▶ _Your objective_
Take each line containing the word "payment" and copy it.

▶ _Data listing_
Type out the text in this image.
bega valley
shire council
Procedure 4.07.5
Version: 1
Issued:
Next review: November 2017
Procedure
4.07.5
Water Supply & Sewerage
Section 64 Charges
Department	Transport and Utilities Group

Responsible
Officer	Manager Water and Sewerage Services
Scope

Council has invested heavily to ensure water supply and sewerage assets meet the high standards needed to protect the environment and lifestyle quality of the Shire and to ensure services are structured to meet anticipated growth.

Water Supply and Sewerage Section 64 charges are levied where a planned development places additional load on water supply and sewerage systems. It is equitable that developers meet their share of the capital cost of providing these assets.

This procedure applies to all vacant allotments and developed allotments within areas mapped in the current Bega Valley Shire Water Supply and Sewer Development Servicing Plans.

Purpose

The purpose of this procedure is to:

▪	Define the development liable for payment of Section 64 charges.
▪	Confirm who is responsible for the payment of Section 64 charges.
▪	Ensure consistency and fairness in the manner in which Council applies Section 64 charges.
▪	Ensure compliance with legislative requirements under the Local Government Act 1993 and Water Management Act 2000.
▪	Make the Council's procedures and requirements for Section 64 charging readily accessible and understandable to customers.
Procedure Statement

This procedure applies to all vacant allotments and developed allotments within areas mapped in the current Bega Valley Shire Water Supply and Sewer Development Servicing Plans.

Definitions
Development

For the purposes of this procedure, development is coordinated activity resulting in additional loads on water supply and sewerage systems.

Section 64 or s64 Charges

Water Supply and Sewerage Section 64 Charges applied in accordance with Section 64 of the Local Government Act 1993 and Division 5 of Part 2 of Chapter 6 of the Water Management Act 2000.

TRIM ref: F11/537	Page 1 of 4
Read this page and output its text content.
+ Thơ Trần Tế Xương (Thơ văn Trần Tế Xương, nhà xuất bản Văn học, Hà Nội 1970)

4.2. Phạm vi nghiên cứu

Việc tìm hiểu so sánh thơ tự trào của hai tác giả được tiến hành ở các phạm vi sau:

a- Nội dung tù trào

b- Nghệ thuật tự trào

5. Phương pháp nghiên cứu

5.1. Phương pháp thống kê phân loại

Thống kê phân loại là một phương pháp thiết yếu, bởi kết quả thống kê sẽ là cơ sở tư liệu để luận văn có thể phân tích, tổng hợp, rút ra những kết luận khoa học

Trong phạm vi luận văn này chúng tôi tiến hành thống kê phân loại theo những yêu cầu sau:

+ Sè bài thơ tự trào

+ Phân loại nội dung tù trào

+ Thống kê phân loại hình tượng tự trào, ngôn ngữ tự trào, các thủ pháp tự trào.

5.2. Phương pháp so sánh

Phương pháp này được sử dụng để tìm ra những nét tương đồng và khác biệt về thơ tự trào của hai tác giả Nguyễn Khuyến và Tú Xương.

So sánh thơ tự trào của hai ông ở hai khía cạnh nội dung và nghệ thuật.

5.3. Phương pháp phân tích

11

▶ _Solved problem_
▪	Define the development liable for payment of Section 64 charges.
▪	Confirm who is responsible for the payment of Section 64 charges.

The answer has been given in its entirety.